# Exercise
Read the listing and extract each line that includes the word "April".

# Data excerpts
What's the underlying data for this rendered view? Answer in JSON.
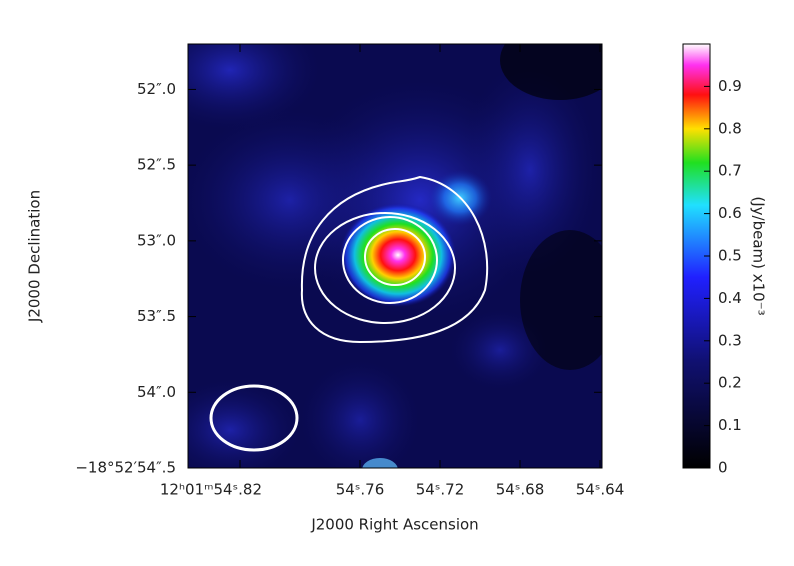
{
  "chart_data": {
    "type": "image",
    "xlabel": "J2000 Right Ascension",
    "ylabel": "J2000 Declination",
    "xlim": [
      54.846,
      54.639
    ],
    "xticks": [
      {
        "value": 54.82,
        "label": "12ʰ01ᵐ54ˢ.82"
      },
      {
        "value": 54.76,
        "label": "54ˢ.76"
      },
      {
        "value": 54.72,
        "label": "54ˢ.72"
      },
      {
        "value": 54.68,
        "label": "54ˢ.68"
      },
      {
        "value": 54.64,
        "label": "54ˢ.64"
      }
    ],
    "ylim": [
      54.5,
      51.7
    ],
    "yticks": [
      {
        "value": 52.0,
        "label": "52″.0"
      },
      {
        "value": 52.5,
        "label": "52″.5"
      },
      {
        "value": 53.0,
        "label": "53″.0"
      },
      {
        "value": 53.5,
        "label": "53″.5"
      },
      {
        "value": 54.0,
        "label": "54″.0"
      },
      {
        "value": 54.5,
        "label": "−18°52′54″.5"
      }
    ],
    "colorbar_label": "(Jy/beam) x10⁻³",
    "clim": [
      0,
      1.0
    ],
    "cticks": [
      0,
      0.1,
      0.2,
      0.3,
      0.4,
      0.5,
      0.6,
      0.7,
      0.8,
      0.9
    ]
  }
}
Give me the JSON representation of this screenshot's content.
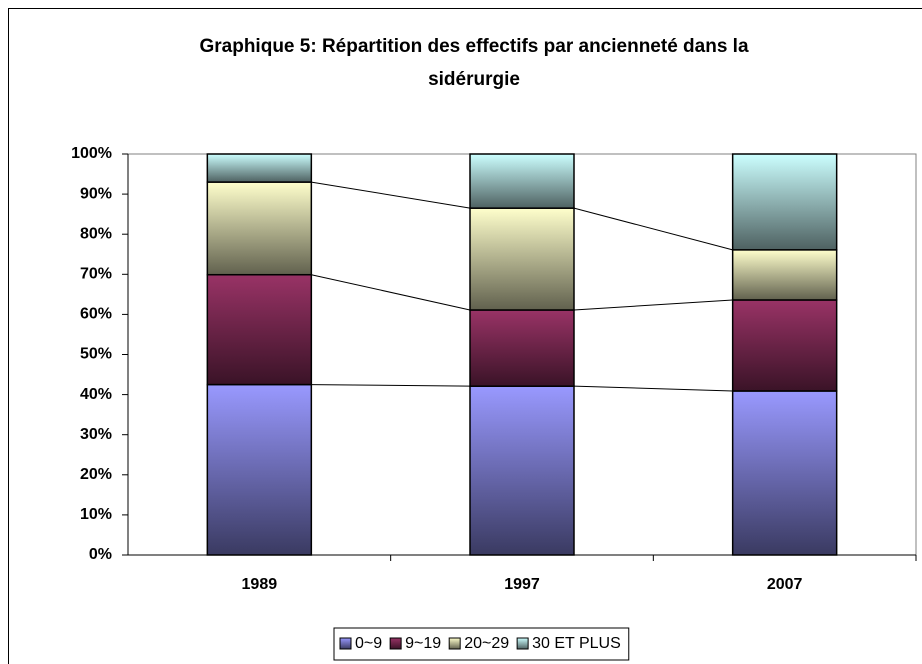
{
  "chart_data": {
    "type": "stacked_bar",
    "title": "Graphique 5: Répartition des effectifs par ancienneté dans la sidérurgie",
    "categories": [
      "1989",
      "1997",
      "2007"
    ],
    "series": [
      {
        "name": "0~9",
        "color": "#9999ff",
        "values": [
          42.5,
          42.1,
          40.9
        ]
      },
      {
        "name": "9~19",
        "color": "#993366",
        "values": [
          27.4,
          19.0,
          22.7
        ]
      },
      {
        "name": "20~29",
        "color": "#ffffcc",
        "values": [
          23.1,
          25.4,
          12.5
        ]
      },
      {
        "name": "30 ET PLUS",
        "color": "#ccffff",
        "values": [
          7.0,
          13.5,
          23.9
        ]
      }
    ],
    "ylim": [
      0,
      100
    ],
    "yticks": [
      {
        "value": 0,
        "label": "0%"
      },
      {
        "value": 10,
        "label": "10%"
      },
      {
        "value": 20,
        "label": "20%"
      },
      {
        "value": 30,
        "label": "30%"
      },
      {
        "value": 40,
        "label": "40%"
      },
      {
        "value": 50,
        "label": "50%"
      },
      {
        "value": 60,
        "label": "60%"
      },
      {
        "value": 70,
        "label": "70%"
      },
      {
        "value": 80,
        "label": "80%"
      },
      {
        "value": 90,
        "label": "90%"
      },
      {
        "value": 100,
        "label": "100%"
      }
    ],
    "legend": "bottom"
  }
}
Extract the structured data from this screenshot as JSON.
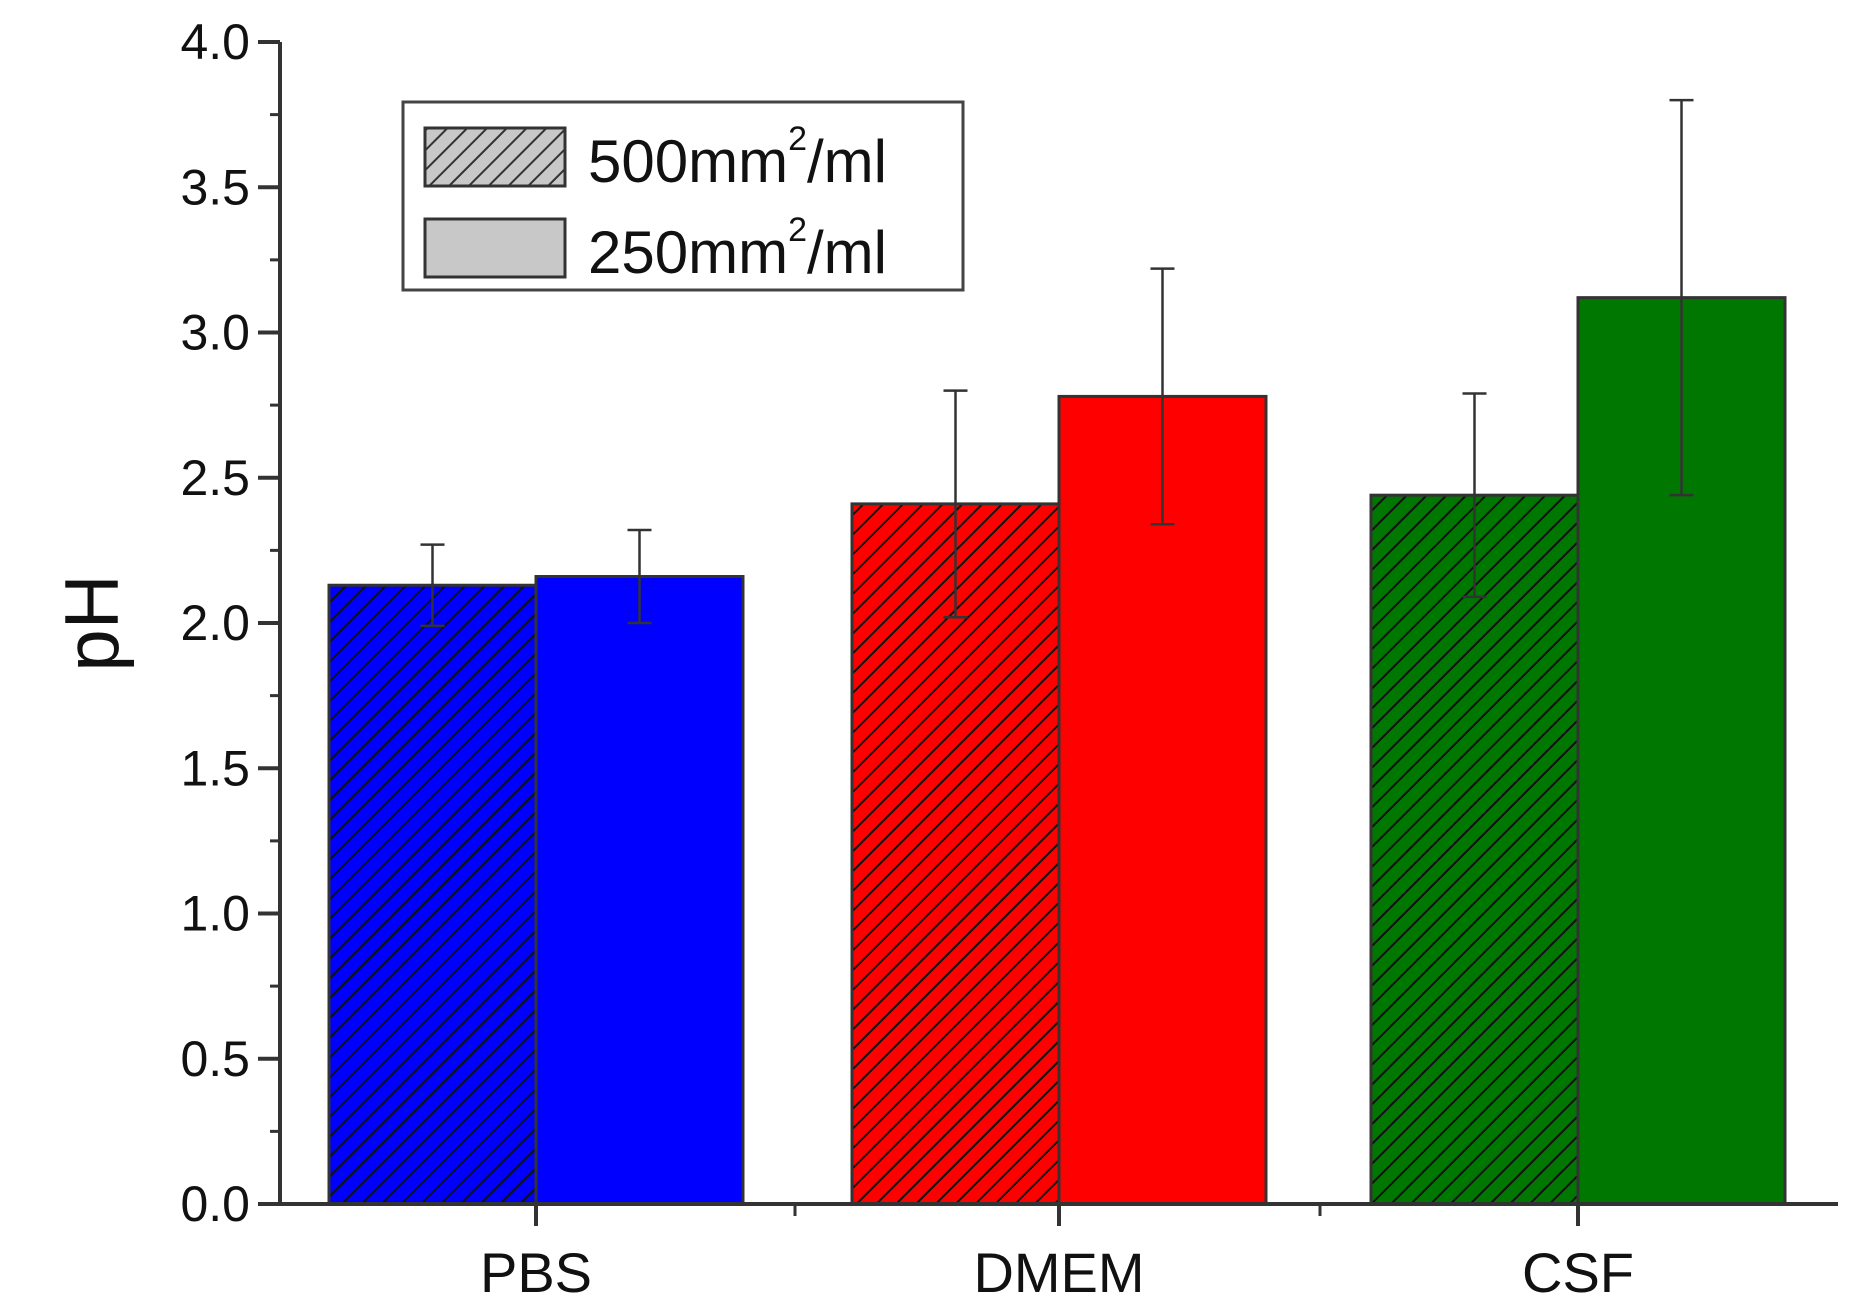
{
  "chart_data": {
    "type": "bar",
    "title": "",
    "xlabel": "",
    "ylabel": "pH",
    "ylim": [
      0,
      4.0
    ],
    "yticks": [
      0.0,
      0.5,
      1.0,
      1.5,
      2.0,
      2.5,
      3.0,
      3.5,
      4.0
    ],
    "ytick_labels": [
      "0.0",
      "0.5",
      "1.0",
      "1.5",
      "2.0",
      "2.5",
      "3.0",
      "3.5",
      "4.0"
    ],
    "grid": false,
    "legend_position": "top-left",
    "categories": [
      "PBS",
      "DMEM",
      "CSF"
    ],
    "category_colors": [
      "#0000ff",
      "#ff0000",
      "#007700"
    ],
    "series": [
      {
        "name": "500mm2/ml",
        "label_main": "500mm",
        "label_sup": "2",
        "label_unit": "/ml",
        "pattern": "hatched",
        "values": [
          2.13,
          2.41,
          2.44
        ],
        "errors": [
          0.14,
          0.39,
          0.35
        ]
      },
      {
        "name": "250mm2/ml",
        "label_main": "250mm",
        "label_sup": "2",
        "label_unit": "/ml",
        "pattern": "solid",
        "values": [
          2.16,
          2.78,
          3.12
        ],
        "errors": [
          0.16,
          0.44,
          0.68
        ]
      }
    ]
  }
}
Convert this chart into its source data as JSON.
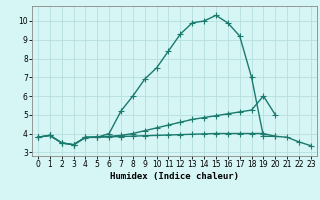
{
  "xlabel": "Humidex (Indice chaleur)",
  "bg_color": "#d6f5f5",
  "line_color": "#1a7a6e",
  "grid_color": "#b8dede",
  "xlim": [
    -0.5,
    23.5
  ],
  "ylim": [
    2.8,
    10.8
  ],
  "yticks": [
    3,
    4,
    5,
    6,
    7,
    8,
    9,
    10
  ],
  "xticks": [
    0,
    1,
    2,
    3,
    4,
    5,
    6,
    7,
    8,
    9,
    10,
    11,
    12,
    13,
    14,
    15,
    16,
    17,
    18,
    19,
    20,
    21,
    22,
    23
  ],
  "line1_x": [
    0,
    1,
    2,
    3,
    4,
    5,
    6,
    7,
    8,
    9,
    10,
    11,
    12,
    13,
    14,
    15,
    16,
    17,
    18,
    19,
    20
  ],
  "line1_y": [
    3.8,
    3.9,
    3.5,
    3.4,
    3.8,
    3.8,
    4.0,
    5.2,
    6.0,
    6.9,
    7.5,
    8.4,
    9.3,
    9.9,
    10.0,
    10.3,
    9.9,
    9.2,
    7.0,
    3.85,
    3.85
  ],
  "line2_x": [
    0,
    1,
    2,
    3,
    4,
    5,
    6,
    7,
    8,
    9,
    10,
    11,
    12,
    13,
    14,
    15,
    16,
    17,
    18,
    19,
    20,
    21,
    22,
    23
  ],
  "line2_y": [
    3.8,
    3.9,
    3.5,
    3.4,
    3.8,
    3.82,
    3.85,
    3.9,
    4.0,
    4.15,
    4.3,
    4.45,
    4.6,
    4.75,
    4.85,
    4.95,
    5.05,
    5.15,
    5.25,
    6.0,
    5.0,
    null,
    null,
    null
  ],
  "line3_x": [
    0,
    1,
    2,
    3,
    4,
    5,
    6,
    7,
    8,
    9,
    10,
    11,
    12,
    13,
    14,
    15,
    16,
    17,
    18,
    19,
    20,
    21,
    22,
    23
  ],
  "line3_y": [
    3.8,
    3.9,
    3.5,
    3.4,
    3.78,
    3.8,
    3.82,
    3.84,
    3.86,
    3.88,
    3.9,
    3.92,
    3.94,
    3.96,
    3.98,
    4.0,
    4.0,
    4.0,
    4.0,
    4.0,
    3.85,
    3.8,
    3.55,
    3.35
  ],
  "marker_size": 2.5,
  "line_width": 1.0
}
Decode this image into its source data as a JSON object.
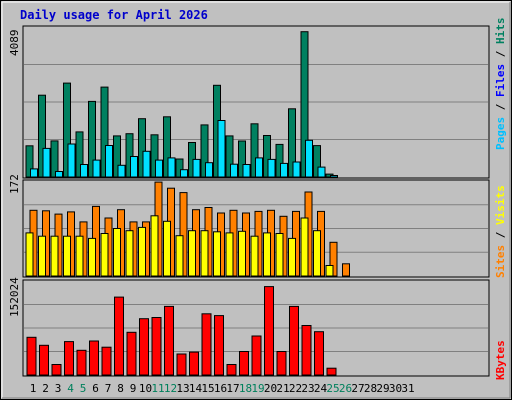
{
  "window": {
    "title": "Daily usage for April 2026"
  },
  "colors": {
    "title": "#0000cc",
    "background": "#c0c0c0",
    "hits": "#008060",
    "files": "#00c0ff",
    "pages": "#00e0ff",
    "visits": "#ffff00",
    "sites": "#ff8000",
    "kbytes": "#ff0000",
    "weekend_label": "#00805c",
    "normal_label": "#000000"
  },
  "legend": {
    "top": [
      {
        "text": "Pages",
        "color": "#00c0ff"
      },
      {
        "text": " / ",
        "color": "#000000"
      },
      {
        "text": "Files",
        "color": "#0000ff"
      },
      {
        "text": " / ",
        "color": "#000000"
      },
      {
        "text": "Hits",
        "color": "#008060"
      }
    ],
    "middle": [
      {
        "text": "Sites",
        "color": "#ff8000"
      },
      {
        "text": " / ",
        "color": "#000000"
      },
      {
        "text": "Visits",
        "color": "#ffff00"
      }
    ],
    "bottom": [
      {
        "text": "KBytes",
        "color": "#ff0000"
      }
    ]
  },
  "chart_data": [
    {
      "type": "bar",
      "title": "Daily usage for April 2026",
      "panel": "hits-files-pages",
      "ymax_label": "4089",
      "ylim": [
        0,
        4089
      ],
      "grid": true,
      "categories": [
        "1",
        "2",
        "3",
        "4",
        "5",
        "6",
        "7",
        "8",
        "9",
        "10",
        "11",
        "12",
        "13",
        "14",
        "15",
        "16",
        "17",
        "18",
        "19",
        "20",
        "21",
        "22",
        "23",
        "24",
        "25",
        "26",
        "27",
        "28",
        "29",
        "30",
        "31"
      ],
      "series": [
        {
          "name": "Hits",
          "values": [
            850,
            2230,
            985,
            2560,
            1230,
            2060,
            2450,
            1120,
            1180,
            1590,
            1150,
            1640,
            490,
            940,
            1420,
            2500,
            1120,
            980,
            1450,
            1130,
            890,
            1860,
            3960,
            855,
            80,
            0,
            0,
            0,
            0,
            0,
            0
          ]
        },
        {
          "name": "Files",
          "values": [
            0,
            0,
            0,
            0,
            0,
            0,
            0,
            0,
            0,
            0,
            0,
            0,
            0,
            0,
            0,
            0,
            0,
            0,
            0,
            0,
            0,
            0,
            0,
            0,
            0,
            0,
            0,
            0,
            0,
            0,
            0
          ]
        },
        {
          "name": "Pages",
          "values": [
            220,
            780,
            150,
            900,
            340,
            460,
            860,
            320,
            560,
            700,
            460,
            520,
            200,
            480,
            390,
            1540,
            350,
            340,
            520,
            480,
            370,
            410,
            1000,
            270,
            40,
            0,
            0,
            0,
            0,
            0,
            0
          ]
        }
      ]
    },
    {
      "type": "bar",
      "panel": "sites-visits",
      "ymax_label": "172",
      "ylim": [
        0,
        172
      ],
      "grid": true,
      "categories": [
        "1",
        "2",
        "3",
        "4",
        "5",
        "6",
        "7",
        "8",
        "9",
        "10",
        "11",
        "12",
        "13",
        "14",
        "15",
        "16",
        "17",
        "18",
        "19",
        "20",
        "21",
        "22",
        "23",
        "24",
        "25",
        "26",
        "27",
        "28",
        "29",
        "30",
        "31"
      ],
      "series": [
        {
          "name": "Visits",
          "values": [
            78,
            72,
            72,
            72,
            72,
            68,
            77,
            86,
            82,
            88,
            109,
            99,
            73,
            82,
            82,
            80,
            78,
            81,
            72,
            78,
            77,
            68,
            105,
            82,
            19,
            0,
            0,
            0,
            0,
            0,
            0
          ]
        },
        {
          "name": "Sites",
          "values": [
            119,
            118,
            112,
            116,
            98,
            126,
            105,
            120,
            98,
            98,
            170,
            159,
            151,
            120,
            124,
            114,
            119,
            114,
            117,
            119,
            108,
            117,
            152,
            117,
            61,
            22,
            0,
            0,
            0,
            0,
            0
          ]
        }
      ]
    },
    {
      "type": "bar",
      "panel": "kbytes",
      "ymax_label": "152024",
      "ylim": [
        0,
        152024
      ],
      "grid": true,
      "categories": [
        "1",
        "2",
        "3",
        "4",
        "5",
        "6",
        "7",
        "8",
        "9",
        "10",
        "11",
        "12",
        "13",
        "14",
        "15",
        "16",
        "17",
        "18",
        "19",
        "20",
        "21",
        "22",
        "23",
        "24",
        "25",
        "26",
        "27",
        "28",
        "29",
        "30",
        "31"
      ],
      "series": [
        {
          "name": "KBytes",
          "values": [
            61000,
            48000,
            17000,
            54000,
            40000,
            55000,
            45000,
            126000,
            69000,
            91000,
            93000,
            111000,
            34000,
            37000,
            99000,
            96000,
            17000,
            38000,
            63000,
            143000,
            38000,
            111000,
            80000,
            70000,
            11000,
            0,
            0,
            0,
            0,
            0,
            0
          ]
        }
      ]
    }
  ],
  "x_labels": [
    {
      "text": "1",
      "weekend": false
    },
    {
      "text": "2",
      "weekend": false
    },
    {
      "text": "3",
      "weekend": false
    },
    {
      "text": "4",
      "weekend": true
    },
    {
      "text": "5",
      "weekend": true
    },
    {
      "text": "6",
      "weekend": false
    },
    {
      "text": "7",
      "weekend": false
    },
    {
      "text": "8",
      "weekend": false
    },
    {
      "text": "9",
      "weekend": false
    },
    {
      "text": "10",
      "weekend": false
    },
    {
      "text": "11",
      "weekend": true
    },
    {
      "text": "12",
      "weekend": true
    },
    {
      "text": "13",
      "weekend": false
    },
    {
      "text": "14",
      "weekend": false
    },
    {
      "text": "15",
      "weekend": false
    },
    {
      "text": "16",
      "weekend": false
    },
    {
      "text": "17",
      "weekend": false
    },
    {
      "text": "18",
      "weekend": true
    },
    {
      "text": "19",
      "weekend": true
    },
    {
      "text": "20",
      "weekend": false
    },
    {
      "text": "21",
      "weekend": false
    },
    {
      "text": "22",
      "weekend": false
    },
    {
      "text": "23",
      "weekend": false
    },
    {
      "text": "24",
      "weekend": false
    },
    {
      "text": "25",
      "weekend": true
    },
    {
      "text": "26",
      "weekend": true
    },
    {
      "text": "27",
      "weekend": false
    },
    {
      "text": "28",
      "weekend": false
    },
    {
      "text": "29",
      "weekend": false
    },
    {
      "text": "30",
      "weekend": false
    },
    {
      "text": "31",
      "weekend": false
    }
  ]
}
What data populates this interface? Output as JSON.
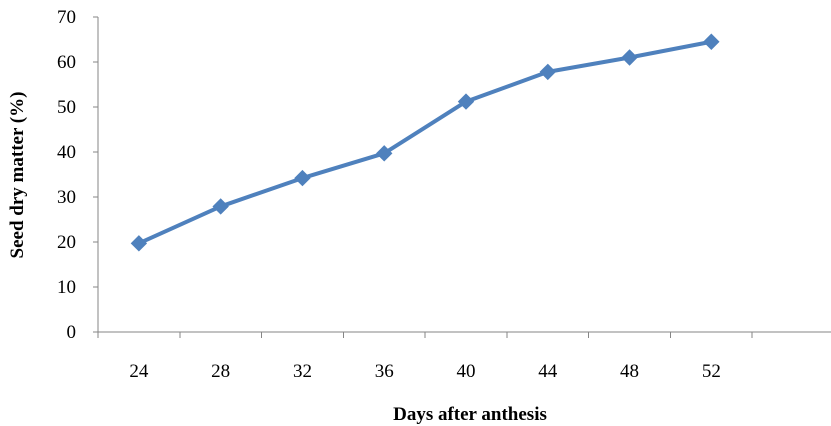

# The output
    "title": "Daily usage for April 2026"
      "title": "Daily usage for April 2026",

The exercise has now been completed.